[Extracted material]
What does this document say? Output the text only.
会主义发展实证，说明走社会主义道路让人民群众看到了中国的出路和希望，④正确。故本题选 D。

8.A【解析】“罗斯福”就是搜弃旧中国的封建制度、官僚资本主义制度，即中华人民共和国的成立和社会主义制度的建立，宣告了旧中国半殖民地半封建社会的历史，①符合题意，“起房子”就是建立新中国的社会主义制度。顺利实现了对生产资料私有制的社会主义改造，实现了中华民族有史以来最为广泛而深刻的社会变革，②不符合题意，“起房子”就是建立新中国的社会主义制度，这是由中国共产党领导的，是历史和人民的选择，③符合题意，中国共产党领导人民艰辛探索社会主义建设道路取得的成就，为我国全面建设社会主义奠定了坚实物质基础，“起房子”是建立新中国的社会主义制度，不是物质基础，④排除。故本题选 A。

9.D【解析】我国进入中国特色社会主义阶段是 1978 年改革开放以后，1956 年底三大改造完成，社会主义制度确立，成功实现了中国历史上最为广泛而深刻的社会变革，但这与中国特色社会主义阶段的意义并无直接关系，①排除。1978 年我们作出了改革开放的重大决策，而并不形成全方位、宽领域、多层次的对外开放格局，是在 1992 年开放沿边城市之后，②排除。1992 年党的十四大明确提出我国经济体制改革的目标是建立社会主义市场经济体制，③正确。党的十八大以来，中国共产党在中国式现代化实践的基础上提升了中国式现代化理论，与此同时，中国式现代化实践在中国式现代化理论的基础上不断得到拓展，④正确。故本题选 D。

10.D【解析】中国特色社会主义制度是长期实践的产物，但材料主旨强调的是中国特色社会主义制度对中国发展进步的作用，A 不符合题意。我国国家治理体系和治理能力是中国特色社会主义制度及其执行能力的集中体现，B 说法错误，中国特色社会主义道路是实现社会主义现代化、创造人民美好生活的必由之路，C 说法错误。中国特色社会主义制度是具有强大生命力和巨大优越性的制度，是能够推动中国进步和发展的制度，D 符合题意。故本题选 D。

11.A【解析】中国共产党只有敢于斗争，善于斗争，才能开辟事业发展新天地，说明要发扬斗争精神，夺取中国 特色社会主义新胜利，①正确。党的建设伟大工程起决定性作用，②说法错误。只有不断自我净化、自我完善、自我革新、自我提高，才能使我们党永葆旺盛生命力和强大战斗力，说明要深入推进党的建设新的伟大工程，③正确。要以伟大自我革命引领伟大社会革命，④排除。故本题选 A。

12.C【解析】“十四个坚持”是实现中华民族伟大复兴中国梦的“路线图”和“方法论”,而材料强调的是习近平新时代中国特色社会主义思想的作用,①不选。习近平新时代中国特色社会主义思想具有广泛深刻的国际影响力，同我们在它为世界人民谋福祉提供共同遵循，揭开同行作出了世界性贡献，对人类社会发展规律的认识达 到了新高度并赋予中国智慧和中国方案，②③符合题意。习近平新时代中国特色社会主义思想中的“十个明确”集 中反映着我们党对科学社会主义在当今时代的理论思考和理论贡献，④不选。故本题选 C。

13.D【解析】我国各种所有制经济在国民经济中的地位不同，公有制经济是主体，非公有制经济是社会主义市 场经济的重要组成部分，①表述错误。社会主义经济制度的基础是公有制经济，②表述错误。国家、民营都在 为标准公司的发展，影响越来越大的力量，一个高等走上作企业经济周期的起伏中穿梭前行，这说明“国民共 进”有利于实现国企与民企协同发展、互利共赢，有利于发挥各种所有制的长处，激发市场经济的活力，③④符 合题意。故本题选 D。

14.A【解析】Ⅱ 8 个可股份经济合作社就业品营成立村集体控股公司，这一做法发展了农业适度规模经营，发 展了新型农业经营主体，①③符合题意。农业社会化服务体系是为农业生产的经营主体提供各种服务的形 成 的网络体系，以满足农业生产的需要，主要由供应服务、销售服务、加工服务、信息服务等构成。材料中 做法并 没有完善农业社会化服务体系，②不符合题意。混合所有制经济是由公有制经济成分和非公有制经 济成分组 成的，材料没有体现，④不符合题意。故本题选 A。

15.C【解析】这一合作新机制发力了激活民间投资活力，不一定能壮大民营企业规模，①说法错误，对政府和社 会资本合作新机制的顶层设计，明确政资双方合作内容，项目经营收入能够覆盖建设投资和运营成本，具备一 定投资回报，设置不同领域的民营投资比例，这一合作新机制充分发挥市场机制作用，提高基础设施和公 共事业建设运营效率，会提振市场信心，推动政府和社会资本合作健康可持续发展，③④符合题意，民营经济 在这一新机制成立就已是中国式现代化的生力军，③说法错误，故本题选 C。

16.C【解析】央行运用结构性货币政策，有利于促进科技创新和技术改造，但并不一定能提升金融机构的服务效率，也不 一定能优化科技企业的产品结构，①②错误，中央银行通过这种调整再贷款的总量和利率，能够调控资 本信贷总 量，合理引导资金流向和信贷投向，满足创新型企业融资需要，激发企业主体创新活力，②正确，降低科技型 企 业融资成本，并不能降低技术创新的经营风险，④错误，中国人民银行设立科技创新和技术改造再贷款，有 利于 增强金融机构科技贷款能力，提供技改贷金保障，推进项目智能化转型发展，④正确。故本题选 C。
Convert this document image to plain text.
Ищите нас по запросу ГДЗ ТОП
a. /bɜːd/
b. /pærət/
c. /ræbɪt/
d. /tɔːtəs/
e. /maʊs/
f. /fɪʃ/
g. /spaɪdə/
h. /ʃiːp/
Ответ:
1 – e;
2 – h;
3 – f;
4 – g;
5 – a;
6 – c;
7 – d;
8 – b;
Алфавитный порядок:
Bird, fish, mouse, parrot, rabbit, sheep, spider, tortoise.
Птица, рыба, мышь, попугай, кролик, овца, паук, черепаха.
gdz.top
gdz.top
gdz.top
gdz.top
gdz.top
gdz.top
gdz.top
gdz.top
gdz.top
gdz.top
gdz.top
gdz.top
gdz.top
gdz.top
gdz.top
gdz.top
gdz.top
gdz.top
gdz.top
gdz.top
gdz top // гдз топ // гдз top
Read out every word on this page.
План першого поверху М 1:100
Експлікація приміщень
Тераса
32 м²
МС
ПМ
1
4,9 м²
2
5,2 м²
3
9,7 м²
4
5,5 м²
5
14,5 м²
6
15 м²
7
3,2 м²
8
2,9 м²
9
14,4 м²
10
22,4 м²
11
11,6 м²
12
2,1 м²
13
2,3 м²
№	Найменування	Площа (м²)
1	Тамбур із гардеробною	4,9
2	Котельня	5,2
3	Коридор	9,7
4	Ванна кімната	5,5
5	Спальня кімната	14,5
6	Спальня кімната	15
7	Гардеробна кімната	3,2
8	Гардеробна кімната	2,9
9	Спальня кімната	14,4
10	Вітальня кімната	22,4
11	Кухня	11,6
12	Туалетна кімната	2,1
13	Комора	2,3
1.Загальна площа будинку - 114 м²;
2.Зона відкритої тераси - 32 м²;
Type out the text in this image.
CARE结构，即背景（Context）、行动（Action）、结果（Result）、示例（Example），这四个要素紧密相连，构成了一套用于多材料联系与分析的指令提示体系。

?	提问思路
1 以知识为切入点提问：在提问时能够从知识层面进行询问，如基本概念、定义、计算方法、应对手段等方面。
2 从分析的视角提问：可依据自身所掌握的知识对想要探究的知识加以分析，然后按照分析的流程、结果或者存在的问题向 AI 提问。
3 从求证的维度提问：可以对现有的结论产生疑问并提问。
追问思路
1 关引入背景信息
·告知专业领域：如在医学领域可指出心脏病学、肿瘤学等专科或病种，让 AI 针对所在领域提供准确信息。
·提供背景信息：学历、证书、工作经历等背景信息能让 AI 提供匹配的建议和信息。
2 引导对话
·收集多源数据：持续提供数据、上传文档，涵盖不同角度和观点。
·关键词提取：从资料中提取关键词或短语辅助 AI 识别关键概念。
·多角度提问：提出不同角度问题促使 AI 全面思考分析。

[What is being asked] Retype nothing except the lines from the line holding "Type out the text in this image." through the last line of the entries, both included.

[Final result]
Type out the text in this image.
CARE结构，即背景（Context）、行动（Action）、结果（Result）、示例（Example），这四个要素紧密相连，构成了一套用于多材料联系与分析的指令提示体系。

?	提问思路
1 以知识为切入点提问：在提问时能够从知识层面进行询问，如基本概念、定义、计算方法、应对手段等方面。
2 从分析的视角提问：可依据自身所掌握的知识对想要探究的知识加以分析，然后按照分析的流程、结果或者存在的问题向 AI 提问。
3 从求证的维度提问：可以对现有的结论产生疑问并提问。
追问思路
1 关引入背景信息
·告知专业领域：如在医学领域可指出心脏病学、肿瘤学等专科或病种，让 AI 针对所在领域提供准确信息。
·提供背景信息：学历、证书、工作经历等背景信息能让 AI 提供匹配的建议和信息。
2 引导对话
·收集多源数据：持续提供数据、上传文档，涵盖不同角度和观点。
·关键词提取：从资料中提取关键词或短语辅助 AI 识别关键概念。
·多角度提问：提出不同角度问题促使 AI 全面思考分析。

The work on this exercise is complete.